Exactly as they appear, output all of the entries.
-- Start of Available records --
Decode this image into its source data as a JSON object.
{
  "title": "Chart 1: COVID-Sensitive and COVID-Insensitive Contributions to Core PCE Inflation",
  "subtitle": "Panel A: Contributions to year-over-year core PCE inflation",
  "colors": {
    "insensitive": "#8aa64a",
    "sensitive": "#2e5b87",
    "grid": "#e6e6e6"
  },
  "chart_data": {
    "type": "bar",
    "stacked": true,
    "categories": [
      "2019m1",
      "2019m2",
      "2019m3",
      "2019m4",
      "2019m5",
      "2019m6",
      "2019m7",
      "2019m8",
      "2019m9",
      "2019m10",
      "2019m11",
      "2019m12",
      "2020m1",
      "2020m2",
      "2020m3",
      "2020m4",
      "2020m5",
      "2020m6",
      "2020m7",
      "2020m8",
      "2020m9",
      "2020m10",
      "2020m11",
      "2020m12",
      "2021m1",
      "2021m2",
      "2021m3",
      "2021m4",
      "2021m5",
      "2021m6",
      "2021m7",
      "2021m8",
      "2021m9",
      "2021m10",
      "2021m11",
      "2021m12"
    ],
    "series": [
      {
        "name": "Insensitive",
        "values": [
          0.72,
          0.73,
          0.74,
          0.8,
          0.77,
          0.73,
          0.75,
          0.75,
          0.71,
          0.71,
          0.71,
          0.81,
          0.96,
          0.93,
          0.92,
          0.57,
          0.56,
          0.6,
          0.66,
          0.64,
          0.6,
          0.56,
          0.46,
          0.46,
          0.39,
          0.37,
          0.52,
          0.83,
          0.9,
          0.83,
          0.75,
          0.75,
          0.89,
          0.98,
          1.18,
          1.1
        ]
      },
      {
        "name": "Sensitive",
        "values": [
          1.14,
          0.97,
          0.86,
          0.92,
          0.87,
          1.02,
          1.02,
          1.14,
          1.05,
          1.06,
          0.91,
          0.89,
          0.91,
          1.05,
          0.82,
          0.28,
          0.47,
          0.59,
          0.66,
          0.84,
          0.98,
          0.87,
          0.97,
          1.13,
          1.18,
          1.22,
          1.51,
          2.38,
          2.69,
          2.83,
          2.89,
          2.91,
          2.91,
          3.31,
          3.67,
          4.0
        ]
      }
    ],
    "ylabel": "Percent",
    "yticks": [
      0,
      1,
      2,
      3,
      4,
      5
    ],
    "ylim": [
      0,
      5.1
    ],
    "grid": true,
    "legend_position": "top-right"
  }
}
-- End of Available records --
**Worked answer**
Decode this image into its source data as a JSON object.
{
  "title": "Chart 1: COVID-Sensitive and COVID-Insensitive Contributions to Core PCE Inflation",
  "subtitle": "Panel A: Contributions to year-over-year core PCE inflation",
  "colors": {
    "insensitive": "#8aa64a",
    "sensitive": "#2e5b87",
    "grid": "#e6e6e6"
  },
  "chart_data": {
    "type": "bar",
    "stacked": true,
    "categories": [
      "2019m1",
      "2019m2",
      "2019m3",
      "2019m4",
      "2019m5",
      "2019m6",
      "2019m7",
      "2019m8",
      "2019m9",
      "2019m10",
      "2019m11",
      "2019m12",
      "2020m1",
      "2020m2",
      "2020m3",
      "2020m4",
      "2020m5",
      "2020m6",
      "2020m7",
      "2020m8",
      "2020m9",
      "2020m10",
      "2020m11",
      "2020m12",
      "2021m1",
      "2021m2",
      "2021m3",
      "2021m4",
      "2021m5",
      "2021m6",
      "2021m7",
      "2021m8",
      "2021m9",
      "2021m10",
      "2021m11",
      "2021m12"
    ],
    "series": [
      {
        "name": "Insensitive",
        "values": [
          0.72,
          0.73,
          0.74,
          0.8,
          0.77,
          0.73,
          0.75,
          0.75,
          0.71,
          0.71,
          0.71,
          0.81,
          0.96,
          0.93,
          0.92,
          0.57,
          0.56,
          0.6,
          0.66,
          0.64,
          0.6,
          0.56,
          0.46,
          0.46,
          0.39,
          0.37,
          0.52,
          0.83,
          0.9,
          0.83,
          0.75,
          0.75,
          0.89,
          0.98,
          1.18,
          1.1
        ]
      },
      {
        "name": "Sensitive",
        "values": [
          1.14,
          0.97,
          0.86,
          0.92,
          0.87,
          1.02,
          1.02,
          1.14,
          1.05,
          1.06,
          0.91,
          0.89,
          0.91,
          1.05,
          0.82,
          0.28,
          0.47,
          0.59,
          0.66,
          0.84,
          0.98,
          0.87,
          0.97,
          1.13,
          1.18,
          1.22,
          1.51,
          2.38,
          2.69,
          2.83,
          2.89,
          2.91,
          2.91,
          3.31,
          3.67,
          4.0
        ]
      }
    ],
    "ylabel": "Percent",
    "yticks": [
      0,
      1,
      2,
      3,
      4,
      5
    ],
    "ylim": [
      0,
      5.1
    ],
    "grid": true,
    "legend_position": "top-right"
  }
}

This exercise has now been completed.